Check each line of the records below for the word "name" and copy those where it appears.

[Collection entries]
-- Start --
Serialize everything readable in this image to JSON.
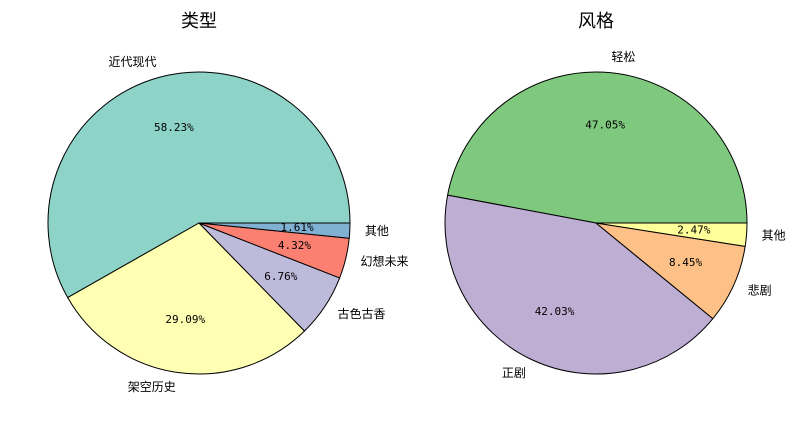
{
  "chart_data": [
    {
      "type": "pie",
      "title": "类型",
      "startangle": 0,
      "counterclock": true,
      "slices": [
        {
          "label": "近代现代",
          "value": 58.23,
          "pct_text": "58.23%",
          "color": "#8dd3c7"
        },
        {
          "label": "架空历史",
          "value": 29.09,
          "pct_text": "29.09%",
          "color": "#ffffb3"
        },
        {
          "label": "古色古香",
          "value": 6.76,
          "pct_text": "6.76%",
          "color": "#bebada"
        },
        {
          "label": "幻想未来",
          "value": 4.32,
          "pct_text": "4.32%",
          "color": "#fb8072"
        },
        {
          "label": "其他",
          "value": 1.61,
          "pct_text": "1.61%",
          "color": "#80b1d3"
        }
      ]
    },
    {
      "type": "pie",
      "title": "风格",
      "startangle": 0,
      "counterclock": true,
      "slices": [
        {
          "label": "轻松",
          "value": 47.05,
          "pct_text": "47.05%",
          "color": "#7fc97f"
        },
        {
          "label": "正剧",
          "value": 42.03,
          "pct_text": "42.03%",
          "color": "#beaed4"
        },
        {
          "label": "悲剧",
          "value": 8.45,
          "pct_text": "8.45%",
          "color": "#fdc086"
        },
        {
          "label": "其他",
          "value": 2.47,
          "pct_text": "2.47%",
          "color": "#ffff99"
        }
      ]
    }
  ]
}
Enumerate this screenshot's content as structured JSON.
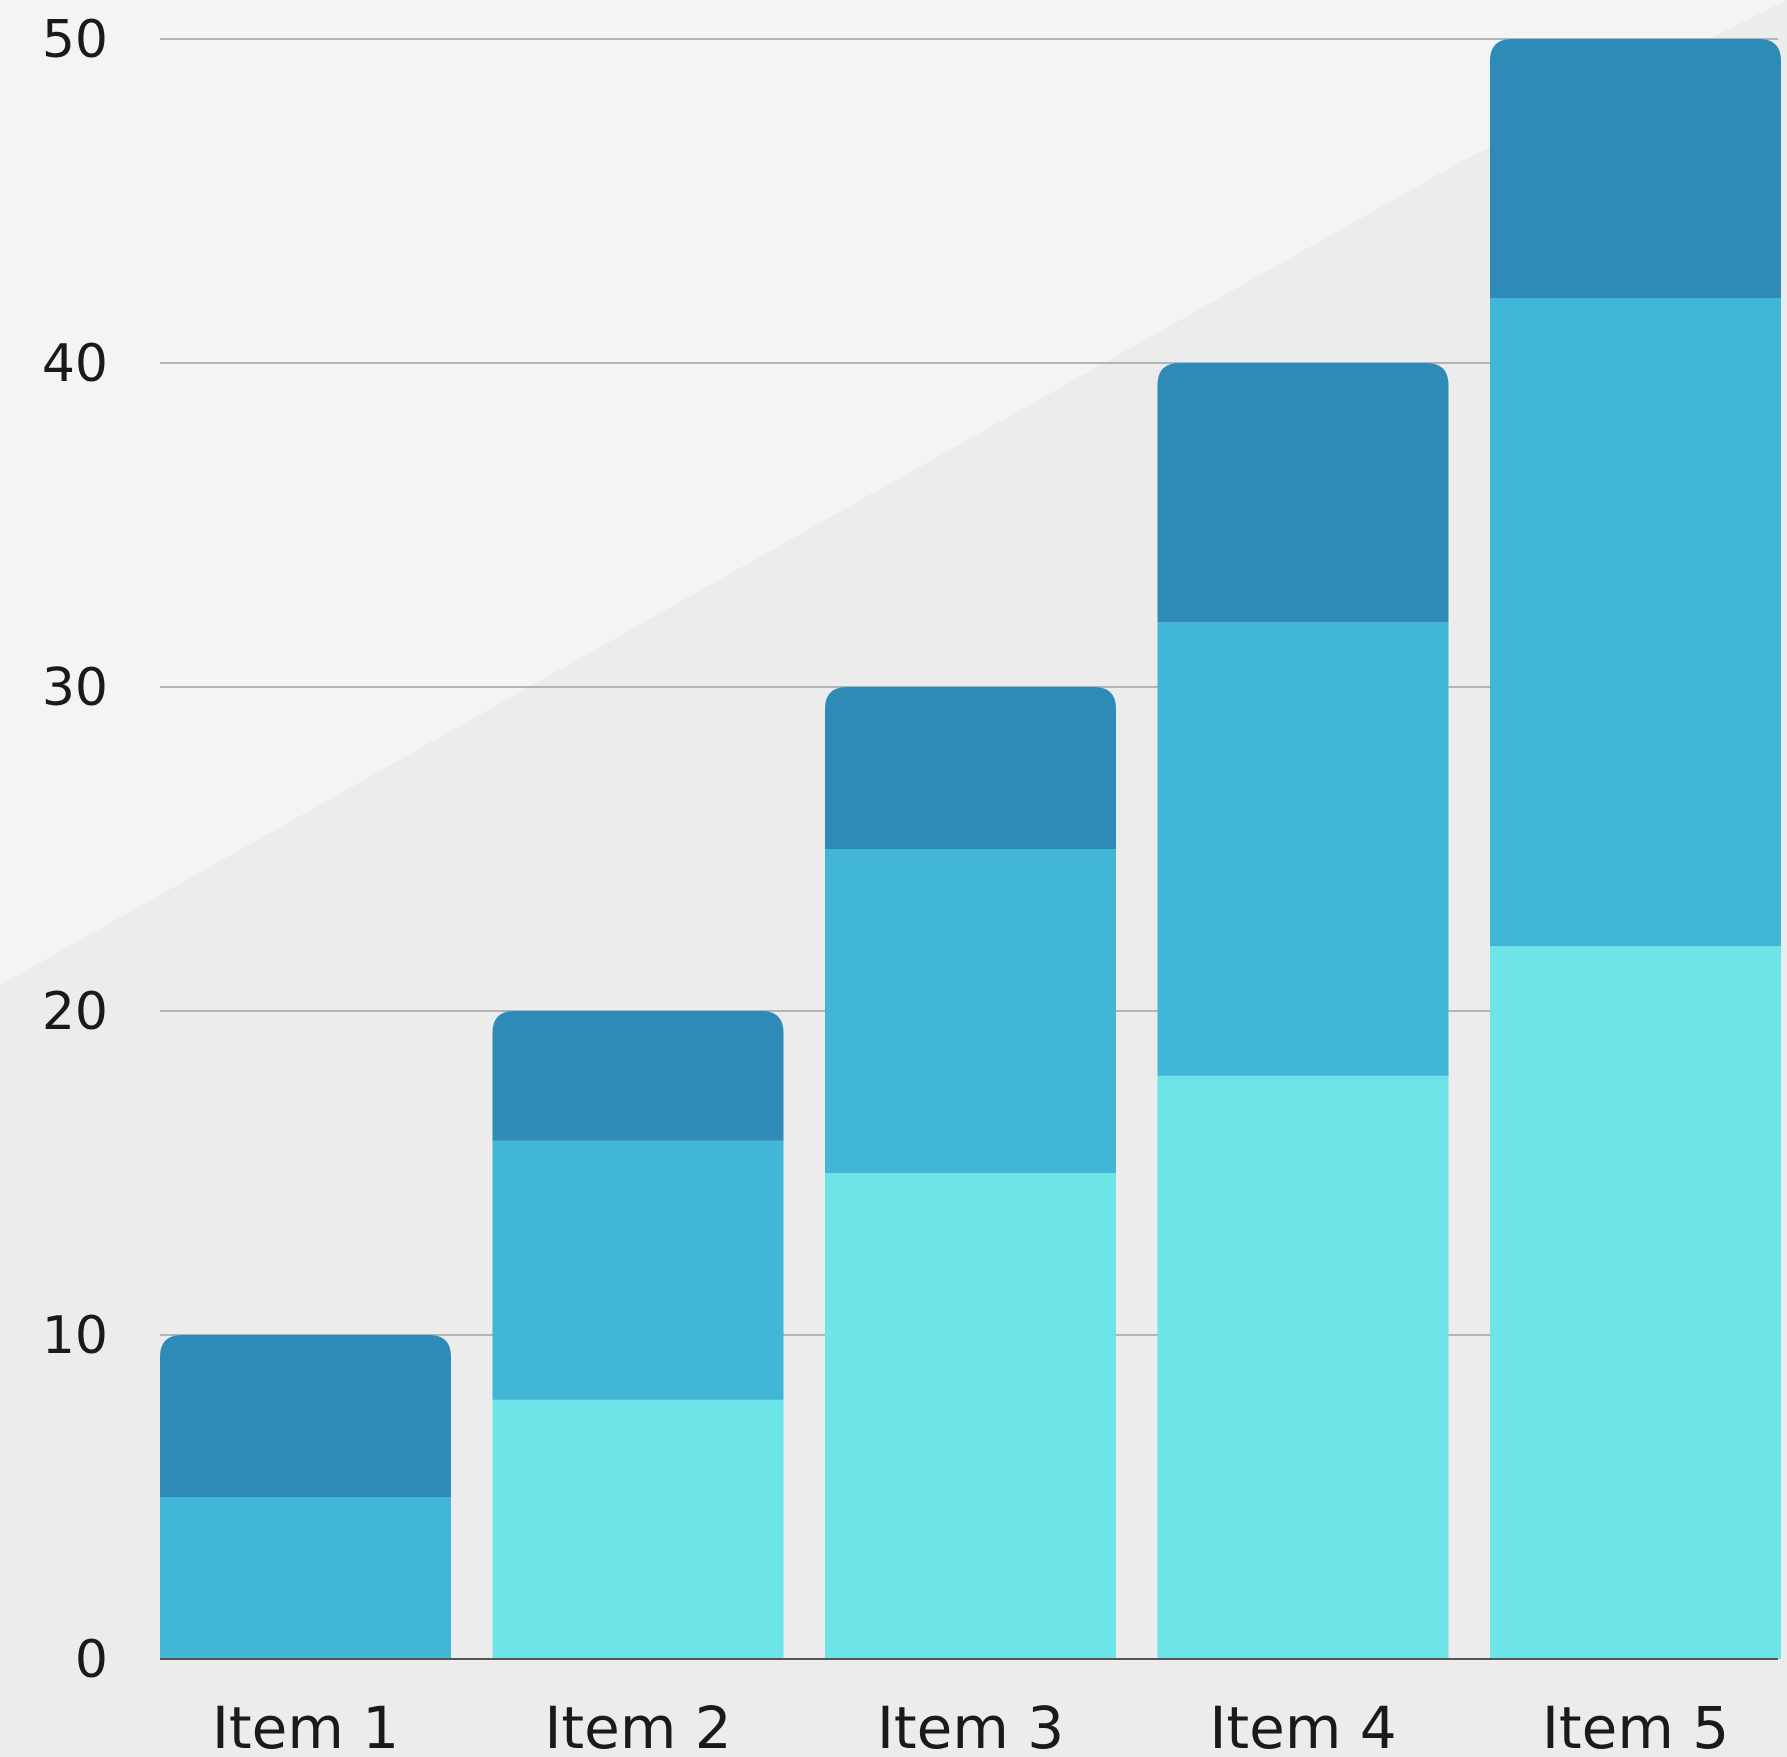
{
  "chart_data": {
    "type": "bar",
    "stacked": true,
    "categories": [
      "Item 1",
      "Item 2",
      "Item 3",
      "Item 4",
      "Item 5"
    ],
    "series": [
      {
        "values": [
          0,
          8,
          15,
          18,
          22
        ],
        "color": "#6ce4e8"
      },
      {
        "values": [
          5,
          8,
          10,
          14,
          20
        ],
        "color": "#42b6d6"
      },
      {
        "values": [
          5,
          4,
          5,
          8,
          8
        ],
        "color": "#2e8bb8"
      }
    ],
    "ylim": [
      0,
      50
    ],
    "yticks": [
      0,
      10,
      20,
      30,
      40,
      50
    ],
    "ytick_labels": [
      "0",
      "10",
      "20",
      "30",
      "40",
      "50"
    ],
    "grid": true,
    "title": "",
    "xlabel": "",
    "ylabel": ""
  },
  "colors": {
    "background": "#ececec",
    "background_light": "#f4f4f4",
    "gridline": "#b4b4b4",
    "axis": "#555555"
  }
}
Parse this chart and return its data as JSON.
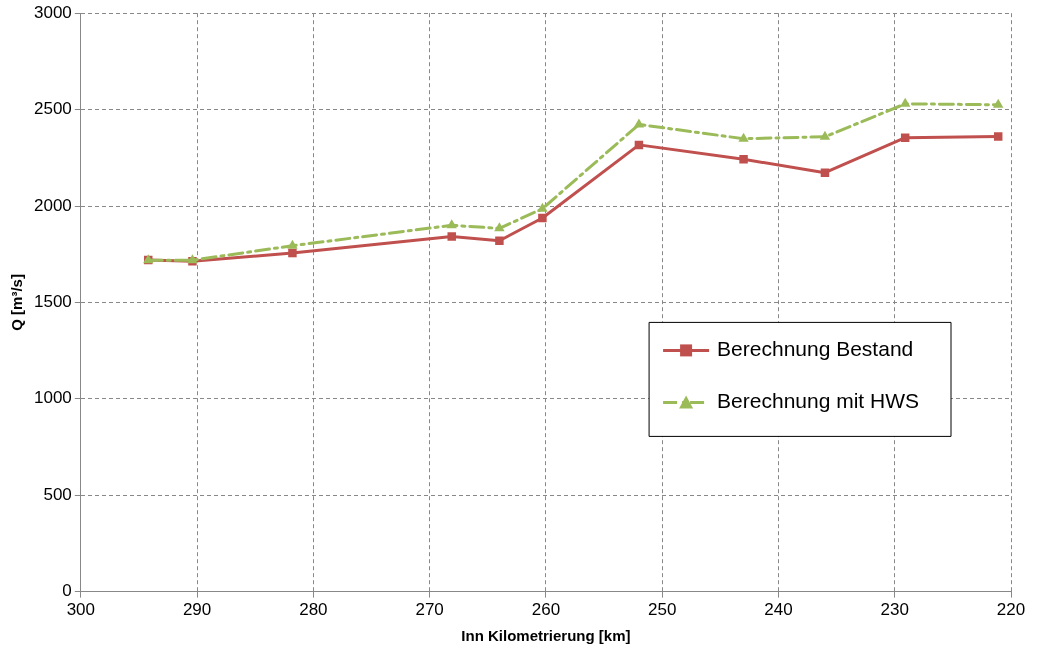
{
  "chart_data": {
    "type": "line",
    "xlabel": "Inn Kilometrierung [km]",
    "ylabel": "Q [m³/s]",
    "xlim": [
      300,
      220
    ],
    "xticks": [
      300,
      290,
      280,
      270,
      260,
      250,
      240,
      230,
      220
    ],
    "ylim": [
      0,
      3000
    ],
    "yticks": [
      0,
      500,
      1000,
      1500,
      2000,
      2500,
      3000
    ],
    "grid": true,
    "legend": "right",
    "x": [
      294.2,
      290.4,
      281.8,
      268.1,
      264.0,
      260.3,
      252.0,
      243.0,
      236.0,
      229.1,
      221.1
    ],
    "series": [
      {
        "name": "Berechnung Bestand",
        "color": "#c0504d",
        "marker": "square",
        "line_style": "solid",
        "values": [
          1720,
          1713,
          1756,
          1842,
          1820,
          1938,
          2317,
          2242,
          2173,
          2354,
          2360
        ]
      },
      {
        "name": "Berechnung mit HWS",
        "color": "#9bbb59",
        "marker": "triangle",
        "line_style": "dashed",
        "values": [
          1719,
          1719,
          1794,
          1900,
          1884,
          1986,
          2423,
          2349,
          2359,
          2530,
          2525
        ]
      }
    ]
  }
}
-- End --
RESULT:
        "name": "Berechnung Bestand",
        "name": "Berechnung mit HWS",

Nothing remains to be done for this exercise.